### THE RECORDS
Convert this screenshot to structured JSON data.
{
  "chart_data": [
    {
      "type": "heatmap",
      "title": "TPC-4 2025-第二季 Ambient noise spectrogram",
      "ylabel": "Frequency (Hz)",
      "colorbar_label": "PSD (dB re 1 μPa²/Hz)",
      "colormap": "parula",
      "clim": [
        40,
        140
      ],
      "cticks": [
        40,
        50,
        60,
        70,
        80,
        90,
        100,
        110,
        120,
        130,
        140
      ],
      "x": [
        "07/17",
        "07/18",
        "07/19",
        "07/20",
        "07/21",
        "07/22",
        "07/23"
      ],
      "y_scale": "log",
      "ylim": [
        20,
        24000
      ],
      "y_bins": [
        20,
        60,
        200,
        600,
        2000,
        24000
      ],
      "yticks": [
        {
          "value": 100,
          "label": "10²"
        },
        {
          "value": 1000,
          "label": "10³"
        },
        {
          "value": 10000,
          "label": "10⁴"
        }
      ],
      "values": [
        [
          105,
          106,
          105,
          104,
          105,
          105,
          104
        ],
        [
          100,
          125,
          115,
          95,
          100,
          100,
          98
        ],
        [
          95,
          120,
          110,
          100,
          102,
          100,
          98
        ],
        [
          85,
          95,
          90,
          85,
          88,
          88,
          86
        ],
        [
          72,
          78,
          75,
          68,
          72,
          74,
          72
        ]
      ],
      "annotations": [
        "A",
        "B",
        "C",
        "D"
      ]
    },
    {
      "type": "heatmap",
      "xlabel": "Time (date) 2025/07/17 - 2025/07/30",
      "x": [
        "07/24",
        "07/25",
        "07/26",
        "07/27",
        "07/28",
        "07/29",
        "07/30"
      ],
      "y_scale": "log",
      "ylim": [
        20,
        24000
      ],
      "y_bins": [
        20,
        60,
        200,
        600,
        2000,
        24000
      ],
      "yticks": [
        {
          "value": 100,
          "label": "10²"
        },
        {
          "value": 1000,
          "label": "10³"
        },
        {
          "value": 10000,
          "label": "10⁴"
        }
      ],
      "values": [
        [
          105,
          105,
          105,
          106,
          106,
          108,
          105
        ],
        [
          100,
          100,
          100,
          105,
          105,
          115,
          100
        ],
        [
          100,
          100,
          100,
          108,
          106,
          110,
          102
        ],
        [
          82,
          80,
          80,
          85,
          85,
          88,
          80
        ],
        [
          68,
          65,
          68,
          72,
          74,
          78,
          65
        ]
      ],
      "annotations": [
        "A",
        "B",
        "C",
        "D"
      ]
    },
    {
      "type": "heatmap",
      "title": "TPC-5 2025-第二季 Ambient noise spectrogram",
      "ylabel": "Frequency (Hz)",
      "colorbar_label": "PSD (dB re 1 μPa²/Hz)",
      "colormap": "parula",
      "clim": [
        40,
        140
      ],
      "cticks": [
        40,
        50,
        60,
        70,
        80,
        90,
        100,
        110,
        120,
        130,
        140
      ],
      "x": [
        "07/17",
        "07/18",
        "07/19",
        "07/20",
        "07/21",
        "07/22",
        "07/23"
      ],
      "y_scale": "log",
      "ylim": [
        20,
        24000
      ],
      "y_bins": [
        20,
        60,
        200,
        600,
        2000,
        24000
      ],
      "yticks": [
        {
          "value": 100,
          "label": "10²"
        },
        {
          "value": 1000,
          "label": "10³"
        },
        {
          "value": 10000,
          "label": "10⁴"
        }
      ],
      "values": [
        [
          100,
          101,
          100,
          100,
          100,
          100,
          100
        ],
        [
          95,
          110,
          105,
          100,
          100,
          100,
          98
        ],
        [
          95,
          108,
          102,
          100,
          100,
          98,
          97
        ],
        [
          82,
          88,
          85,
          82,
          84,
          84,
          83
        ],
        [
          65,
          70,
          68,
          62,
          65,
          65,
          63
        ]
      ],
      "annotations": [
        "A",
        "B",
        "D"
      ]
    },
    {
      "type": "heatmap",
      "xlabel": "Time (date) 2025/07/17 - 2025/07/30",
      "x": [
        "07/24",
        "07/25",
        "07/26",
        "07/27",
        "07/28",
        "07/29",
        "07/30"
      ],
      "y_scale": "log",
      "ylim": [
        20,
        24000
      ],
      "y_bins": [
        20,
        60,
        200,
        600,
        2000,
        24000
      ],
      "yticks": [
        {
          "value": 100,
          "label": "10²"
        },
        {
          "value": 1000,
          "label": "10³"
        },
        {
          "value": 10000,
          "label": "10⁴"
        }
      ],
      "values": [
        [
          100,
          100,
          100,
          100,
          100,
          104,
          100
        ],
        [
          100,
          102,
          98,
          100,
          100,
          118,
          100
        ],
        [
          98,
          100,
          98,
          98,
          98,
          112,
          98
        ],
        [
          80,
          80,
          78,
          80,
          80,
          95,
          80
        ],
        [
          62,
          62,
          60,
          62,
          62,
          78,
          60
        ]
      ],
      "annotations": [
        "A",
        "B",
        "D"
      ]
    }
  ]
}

### THE TASK
Transcribe the entire listing above precisely.

### WORKED ANSWER
Convert this screenshot to structured JSON data.
{
  "chart_data": [
    {
      "type": "heatmap",
      "title": "TPC-4 2025-第二季 Ambient noise spectrogram",
      "ylabel": "Frequency (Hz)",
      "colorbar_label": "PSD (dB re 1 μPa²/Hz)",
      "colormap": "parula",
      "clim": [
        40,
        140
      ],
      "cticks": [
        40,
        50,
        60,
        70,
        80,
        90,
        100,
        110,
        120,
        130,
        140
      ],
      "x": [
        "07/17",
        "07/18",
        "07/19",
        "07/20",
        "07/21",
        "07/22",
        "07/23"
      ],
      "y_scale": "log",
      "ylim": [
        20,
        24000
      ],
      "y_bins": [
        20,
        60,
        200,
        600,
        2000,
        24000
      ],
      "yticks": [
        {
          "value": 100,
          "label": "10²"
        },
        {
          "value": 1000,
          "label": "10³"
        },
        {
          "value": 10000,
          "label": "10⁴"
        }
      ],
      "values": [
        [
          105,
          106,
          105,
          104,
          105,
          105,
          104
        ],
        [
          100,
          125,
          115,
          95,
          100,
          100,
          98
        ],
        [
          95,
          120,
          110,
          100,
          102,
          100,
          98
        ],
        [
          85,
          95,
          90,
          85,
          88,
          88,
          86
        ],
        [
          72,
          78,
          75,
          68,
          72,
          74,
          72
        ]
      ],
      "annotations": [
        "A",
        "B",
        "C",
        "D"
      ]
    },
    {
      "type": "heatmap",
      "xlabel": "Time (date) 2025/07/17 - 2025/07/30",
      "x": [
        "07/24",
        "07/25",
        "07/26",
        "07/27",
        "07/28",
        "07/29",
        "07/30"
      ],
      "y_scale": "log",
      "ylim": [
        20,
        24000
      ],
      "y_bins": [
        20,
        60,
        200,
        600,
        2000,
        24000
      ],
      "yticks": [
        {
          "value": 100,
          "label": "10²"
        },
        {
          "value": 1000,
          "label": "10³"
        },
        {
          "value": 10000,
          "label": "10⁴"
        }
      ],
      "values": [
        [
          105,
          105,
          105,
          106,
          106,
          108,
          105
        ],
        [
          100,
          100,
          100,
          105,
          105,
          115,
          100
        ],
        [
          100,
          100,
          100,
          108,
          106,
          110,
          102
        ],
        [
          82,
          80,
          80,
          85,
          85,
          88,
          80
        ],
        [
          68,
          65,
          68,
          72,
          74,
          78,
          65
        ]
      ],
      "annotations": [
        "A",
        "B",
        "C",
        "D"
      ]
    },
    {
      "type": "heatmap",
      "title": "TPC-5 2025-第二季 Ambient noise spectrogram",
      "ylabel": "Frequency (Hz)",
      "colorbar_label": "PSD (dB re 1 μPa²/Hz)",
      "colormap": "parula",
      "clim": [
        40,
        140
      ],
      "cticks": [
        40,
        50,
        60,
        70,
        80,
        90,
        100,
        110,
        120,
        130,
        140
      ],
      "x": [
        "07/17",
        "07/18",
        "07/19",
        "07/20",
        "07/21",
        "07/22",
        "07/23"
      ],
      "y_scale": "log",
      "ylim": [
        20,
        24000
      ],
      "y_bins": [
        20,
        60,
        200,
        600,
        2000,
        24000
      ],
      "yticks": [
        {
          "value": 100,
          "label": "10²"
        },
        {
          "value": 1000,
          "label": "10³"
        },
        {
          "value": 10000,
          "label": "10⁴"
        }
      ],
      "values": [
        [
          100,
          101,
          100,
          100,
          100,
          100,
          100
        ],
        [
          95,
          110,
          105,
          100,
          100,
          100,
          98
        ],
        [
          95,
          108,
          102,
          100,
          100,
          98,
          97
        ],
        [
          82,
          88,
          85,
          82,
          84,
          84,
          83
        ],
        [
          65,
          70,
          68,
          62,
          65,
          65,
          63
        ]
      ],
      "annotations": [
        "A",
        "B",
        "D"
      ]
    },
    {
      "type": "heatmap",
      "xlabel": "Time (date) 2025/07/17 - 2025/07/30",
      "x": [
        "07/24",
        "07/25",
        "07/26",
        "07/27",
        "07/28",
        "07/29",
        "07/30"
      ],
      "y_scale": "log",
      "ylim": [
        20,
        24000
      ],
      "y_bins": [
        20,
        60,
        200,
        600,
        2000,
        24000
      ],
      "yticks": [
        {
          "value": 100,
          "label": "10²"
        },
        {
          "value": 1000,
          "label": "10³"
        },
        {
          "value": 10000,
          "label": "10⁴"
        }
      ],
      "values": [
        [
          100,
          100,
          100,
          100,
          100,
          104,
          100
        ],
        [
          100,
          102,
          98,
          100,
          100,
          118,
          100
        ],
        [
          98,
          100,
          98,
          98,
          98,
          112,
          98
        ],
        [
          80,
          80,
          78,
          80,
          80,
          95,
          80
        ],
        [
          62,
          62,
          60,
          62,
          62,
          78,
          60
        ]
      ],
      "annotations": [
        "A",
        "B",
        "D"
      ]
    }
  ]
}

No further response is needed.